__PROMPT__
Transcribe the material word for word, but without the images.

(Recorded data)
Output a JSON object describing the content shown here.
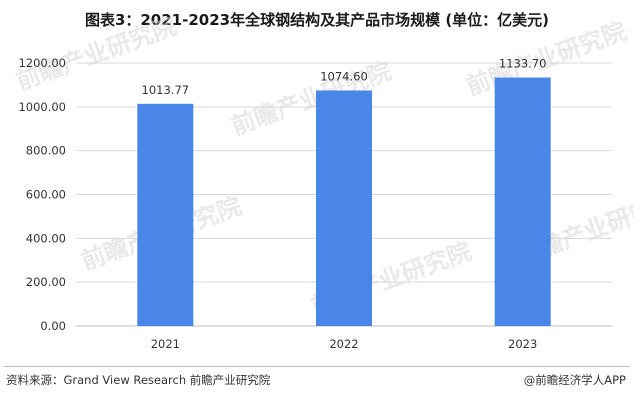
{
  "title": "图表3：2021-2023年全球钢结构及其产品市场规模 (单位：亿美元)",
  "colors": {
    "bar": "#4A86E8",
    "grid": "#d9d9d9",
    "axis": "#bfbfbf",
    "text": "#333333"
  },
  "chart_data": {
    "type": "bar",
    "categories": [
      "2021",
      "2022",
      "2023"
    ],
    "values": [
      1013.77,
      1074.6,
      1133.7
    ],
    "data_labels": [
      "1013.77",
      "1074.60",
      "1133.70"
    ],
    "ylim": [
      0,
      1200
    ],
    "yticks": [
      0,
      200,
      400,
      600,
      800,
      1000,
      1200
    ],
    "ytick_labels": [
      "0.00",
      "200.00",
      "400.00",
      "600.00",
      "800.00",
      "1000.00",
      "1200.00"
    ],
    "grid": true,
    "xlabel": "",
    "ylabel": ""
  },
  "footer": {
    "source": "资料来源：Grand View Research 前瞻产业研究院",
    "brand": "@前瞻经济学人APP"
  },
  "watermark": "前瞻产业研究院"
}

__SOLUTION__
Output a JSON object describing the content shown here.
{
  "title": "图表3：2021-2023年全球钢结构及其产品市场规模 (单位：亿美元)",
  "colors": {
    "bar": "#4A86E8",
    "grid": "#d9d9d9",
    "axis": "#bfbfbf",
    "text": "#333333"
  },
  "chart_data": {
    "type": "bar",
    "categories": [
      "2021",
      "2022",
      "2023"
    ],
    "values": [
      1013.77,
      1074.6,
      1133.7
    ],
    "data_labels": [
      "1013.77",
      "1074.60",
      "1133.70"
    ],
    "ylim": [
      0,
      1200
    ],
    "yticks": [
      0,
      200,
      400,
      600,
      800,
      1000,
      1200
    ],
    "ytick_labels": [
      "0.00",
      "200.00",
      "400.00",
      "600.00",
      "800.00",
      "1000.00",
      "1200.00"
    ],
    "grid": true,
    "xlabel": "",
    "ylabel": ""
  },
  "footer": {
    "source": "资料来源：Grand View Research 前瞻产业研究院",
    "brand": "@前瞻经济学人APP"
  },
  "watermark": "前瞻产业研究院"
}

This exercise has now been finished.